» **STATED TASK**
Send each entry back exactly as given, pictures excluded.

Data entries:
● ● ●
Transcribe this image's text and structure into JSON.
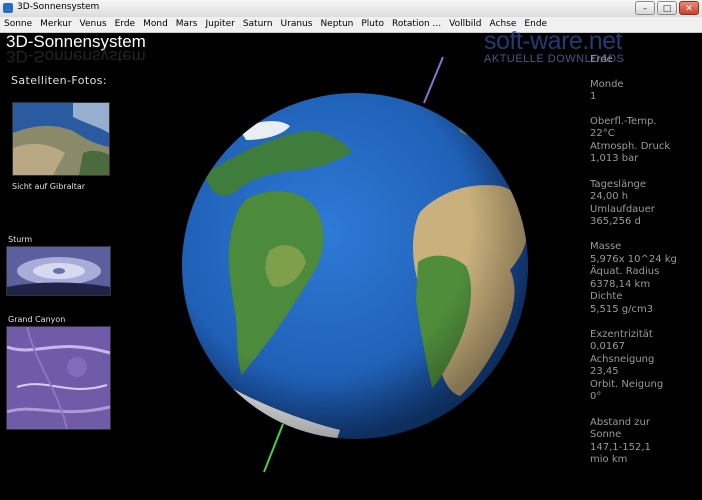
{
  "window": {
    "title": "3D-Sonnensystem",
    "min_icon": "minimize-icon",
    "max_icon": "maximize-icon",
    "close_icon": "close-icon"
  },
  "menu": [
    "Sonne",
    "Merkur",
    "Venus",
    "Erde",
    "Mond",
    "Mars",
    "Jupiter",
    "Saturn",
    "Uranus",
    "Neptun",
    "Pluto",
    "Rotation ...",
    "Vollbild",
    "Achse",
    "Ende"
  ],
  "app_title": "3D-Sonnensystem",
  "watermark": {
    "name": "soft-ware.net",
    "tagline": "AKTUELLE DOWNLOADS"
  },
  "satellite": {
    "heading": "Satelliten-Fotos:",
    "photos": [
      {
        "caption": "Sicht auf Gibraltar"
      },
      {
        "caption": "Sturm"
      },
      {
        "caption": "Grand Canyon"
      }
    ]
  },
  "planet_info": {
    "name": "Erde",
    "moons_label": "Monde",
    "moons": "1",
    "temp_label": "Oberfl.-Temp.",
    "temp": "22°C",
    "pressure_label": "Atmosph. Druck",
    "pressure": "1,013 bar",
    "day_label": "Tageslänge",
    "day": "24,00 h",
    "orbit_label": "Umlaufdauer",
    "orbit": "365,256 d",
    "mass_label": "Masse",
    "mass": "5,976x 10^24 kg",
    "radius_label": "Äquat. Radius",
    "radius": "6378,14 km",
    "density_label": "Dichte",
    "density": "5,515 g/cm3",
    "ecc_label": "Exzentrizität",
    "ecc": "0,0167",
    "tilt_label": "Achsneigung",
    "tilt": "23,45",
    "incl_label": "Orbit. Neigung",
    "incl": "0°",
    "dist_label_1": "Abstand zur",
    "dist_label_2": "Sonne",
    "dist_1": "147,1-152,1",
    "dist_2": "mio km"
  },
  "colors": {
    "background": "#000000",
    "text_info": "#9a9a9a",
    "axis_north": "#8f6fd6",
    "axis_south": "#46d13f",
    "ocean": "#1f5fb5"
  }
}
● ● ●
» **FINAL RESULT**
Transcribe this image's text and structure into JSON.
{
  "window": {
    "title": "3D-Sonnensystem",
    "min_icon": "minimize-icon",
    "max_icon": "maximize-icon",
    "close_icon": "close-icon"
  },
  "menu": [
    "Sonne",
    "Merkur",
    "Venus",
    "Erde",
    "Mond",
    "Mars",
    "Jupiter",
    "Saturn",
    "Uranus",
    "Neptun",
    "Pluto",
    "Rotation ...",
    "Vollbild",
    "Achse",
    "Ende"
  ],
  "app_title": "3D-Sonnensystem",
  "watermark": {
    "name": "soft-ware.net",
    "tagline": "AKTUELLE DOWNLOADS"
  },
  "satellite": {
    "heading": "Satelliten-Fotos:",
    "photos": [
      {
        "caption": "Sicht auf Gibraltar"
      },
      {
        "caption": "Sturm"
      },
      {
        "caption": "Grand Canyon"
      }
    ]
  },
  "planet_info": {
    "name": "Erde",
    "moons_label": "Monde",
    "moons": "1",
    "temp_label": "Oberfl.-Temp.",
    "temp": "22°C",
    "pressure_label": "Atmosph. Druck",
    "pressure": "1,013 bar",
    "day_label": "Tageslänge",
    "day": "24,00 h",
    "orbit_label": "Umlaufdauer",
    "orbit": "365,256 d",
    "mass_label": "Masse",
    "mass": "5,976x 10^24 kg",
    "radius_label": "Äquat. Radius",
    "radius": "6378,14 km",
    "density_label": "Dichte",
    "density": "5,515 g/cm3",
    "ecc_label": "Exzentrizität",
    "ecc": "0,0167",
    "tilt_label": "Achsneigung",
    "tilt": "23,45",
    "incl_label": "Orbit. Neigung",
    "incl": "0°",
    "dist_label_1": "Abstand zur",
    "dist_label_2": "Sonne",
    "dist_1": "147,1-152,1",
    "dist_2": "mio km"
  },
  "colors": {
    "background": "#000000",
    "text_info": "#9a9a9a",
    "axis_north": "#8f6fd6",
    "axis_south": "#46d13f",
    "ocean": "#1f5fb5"
  }
}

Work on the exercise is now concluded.